# Start of INPUT DATA

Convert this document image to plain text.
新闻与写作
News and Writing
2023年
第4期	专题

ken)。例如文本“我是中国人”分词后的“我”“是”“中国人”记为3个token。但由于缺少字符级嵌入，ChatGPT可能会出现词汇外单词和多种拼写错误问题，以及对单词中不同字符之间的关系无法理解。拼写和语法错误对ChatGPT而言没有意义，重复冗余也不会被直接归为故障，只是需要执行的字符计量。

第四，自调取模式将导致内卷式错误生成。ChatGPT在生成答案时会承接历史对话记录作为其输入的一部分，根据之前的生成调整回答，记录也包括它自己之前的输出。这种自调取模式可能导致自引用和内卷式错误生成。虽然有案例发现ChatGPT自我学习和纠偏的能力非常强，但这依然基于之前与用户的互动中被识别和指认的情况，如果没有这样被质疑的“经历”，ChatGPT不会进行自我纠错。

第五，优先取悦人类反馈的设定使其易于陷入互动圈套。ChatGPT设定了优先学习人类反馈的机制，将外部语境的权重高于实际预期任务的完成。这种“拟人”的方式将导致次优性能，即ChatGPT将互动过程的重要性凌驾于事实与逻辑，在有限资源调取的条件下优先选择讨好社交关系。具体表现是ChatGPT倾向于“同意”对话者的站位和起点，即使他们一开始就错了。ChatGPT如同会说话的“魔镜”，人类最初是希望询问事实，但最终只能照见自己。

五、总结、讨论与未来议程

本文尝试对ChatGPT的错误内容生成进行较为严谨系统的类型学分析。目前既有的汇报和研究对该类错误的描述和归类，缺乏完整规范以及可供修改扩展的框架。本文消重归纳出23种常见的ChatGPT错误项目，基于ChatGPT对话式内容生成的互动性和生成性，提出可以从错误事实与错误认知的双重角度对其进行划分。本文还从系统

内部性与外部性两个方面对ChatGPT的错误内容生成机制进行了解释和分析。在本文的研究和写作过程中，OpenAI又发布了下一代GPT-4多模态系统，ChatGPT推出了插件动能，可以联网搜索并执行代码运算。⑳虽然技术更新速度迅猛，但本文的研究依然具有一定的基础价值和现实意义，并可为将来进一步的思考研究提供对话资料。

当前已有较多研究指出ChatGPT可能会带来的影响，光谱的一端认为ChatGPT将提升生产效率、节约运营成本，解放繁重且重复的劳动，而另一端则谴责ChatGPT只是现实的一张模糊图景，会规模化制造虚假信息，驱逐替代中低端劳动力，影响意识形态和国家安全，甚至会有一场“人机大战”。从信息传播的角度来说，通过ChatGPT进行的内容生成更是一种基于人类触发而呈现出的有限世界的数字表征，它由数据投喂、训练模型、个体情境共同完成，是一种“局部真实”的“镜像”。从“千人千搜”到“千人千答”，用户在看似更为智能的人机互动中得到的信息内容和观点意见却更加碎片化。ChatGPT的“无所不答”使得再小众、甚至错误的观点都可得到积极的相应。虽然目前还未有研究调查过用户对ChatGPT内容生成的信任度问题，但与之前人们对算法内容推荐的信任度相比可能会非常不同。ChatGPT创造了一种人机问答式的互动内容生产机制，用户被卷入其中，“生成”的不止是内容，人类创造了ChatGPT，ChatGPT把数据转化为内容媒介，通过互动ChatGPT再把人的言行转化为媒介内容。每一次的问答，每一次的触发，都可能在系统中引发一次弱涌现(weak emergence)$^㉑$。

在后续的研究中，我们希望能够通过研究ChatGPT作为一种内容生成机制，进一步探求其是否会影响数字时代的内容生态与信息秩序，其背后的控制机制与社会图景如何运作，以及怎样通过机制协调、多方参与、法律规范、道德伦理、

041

# End of INPUT DATA

> [SET PROBLEM]:
Give back all the records exactly as they stand.

> [THE ANSWER]:
Convert this document image to plain text.
新闻与写作
News and Writing
2023年
第4期	专题

ken)。例如文本“我是中国人”分词后的“我”“是”“中国人”记为3个token。但由于缺少字符级嵌入，ChatGPT可能会出现词汇外单词和多种拼写错误问题，以及对单词中不同字符之间的关系无法理解。拼写和语法错误对ChatGPT而言没有意义，重复冗余也不会被直接归为故障，只是需要执行的字符计量。

第四，自调取模式将导致内卷式错误生成。ChatGPT在生成答案时会承接历史对话记录作为其输入的一部分，根据之前的生成调整回答，记录也包括它自己之前的输出。这种自调取模式可能导致自引用和内卷式错误生成。虽然有案例发现ChatGPT自我学习和纠偏的能力非常强，但这依然基于之前与用户的互动中被识别和指认的情况，如果没有这样被质疑的“经历”，ChatGPT不会进行自我纠错。

第五，优先取悦人类反馈的设定使其易于陷入互动圈套。ChatGPT设定了优先学习人类反馈的机制，将外部语境的权重高于实际预期任务的完成。这种“拟人”的方式将导致次优性能，即ChatGPT将互动过程的重要性凌驾于事实与逻辑，在有限资源调取的条件下优先选择讨好社交关系。具体表现是ChatGPT倾向于“同意”对话者的站位和起点，即使他们一开始就错了。ChatGPT如同会说话的“魔镜”，人类最初是希望询问事实，但最终只能照见自己。

五、总结、讨论与未来议程

本文尝试对ChatGPT的错误内容生成进行较为严谨系统的类型学分析。目前既有的汇报和研究对该类错误的描述和归类，缺乏完整规范以及可供修改扩展的框架。本文消重归纳出23种常见的ChatGPT错误项目，基于ChatGPT对话式内容生成的互动性和生成性，提出可以从错误事实与错误认知的双重角度对其进行划分。本文还从系统

内部性与外部性两个方面对ChatGPT的错误内容生成机制进行了解释和分析。在本文的研究和写作过程中，OpenAI又发布了下一代GPT-4多模态系统，ChatGPT推出了插件动能，可以联网搜索并执行代码运算。⑳虽然技术更新速度迅猛，但本文的研究依然具有一定的基础价值和现实意义，并可为将来进一步的思考研究提供对话资料。

当前已有较多研究指出ChatGPT可能会带来的影响，光谱的一端认为ChatGPT将提升生产效率、节约运营成本，解放繁重且重复的劳动，而另一端则谴责ChatGPT只是现实的一张模糊图景，会规模化制造虚假信息，驱逐替代中低端劳动力，影响意识形态和国家安全，甚至会有一场“人机大战”。从信息传播的角度来说，通过ChatGPT进行的内容生成更是一种基于人类触发而呈现出的有限世界的数字表征，它由数据投喂、训练模型、个体情境共同完成，是一种“局部真实”的“镜像”。从“千人千搜”到“千人千答”，用户在看似更为智能的人机互动中得到的信息内容和观点意见却更加碎片化。ChatGPT的“无所不答”使得再小众、甚至错误的观点都可得到积极的相应。虽然目前还未有研究调查过用户对ChatGPT内容生成的信任度问题，但与之前人们对算法内容推荐的信任度相比可能会非常不同。ChatGPT创造了一种人机问答式的互动内容生产机制，用户被卷入其中，“生成”的不止是内容，人类创造了ChatGPT，ChatGPT把数据转化为内容媒介，通过互动ChatGPT再把人的言行转化为媒介内容。每一次的问答，每一次的触发，都可能在系统中引发一次弱涌现(weak emergence)$^㉑$。

在后续的研究中，我们希望能够通过研究ChatGPT作为一种内容生成机制，进一步探求其是否会影响数字时代的内容生态与信息秩序，其背后的控制机制与社会图景如何运作，以及怎样通过机制协调、多方参与、法律规范、道德伦理、

041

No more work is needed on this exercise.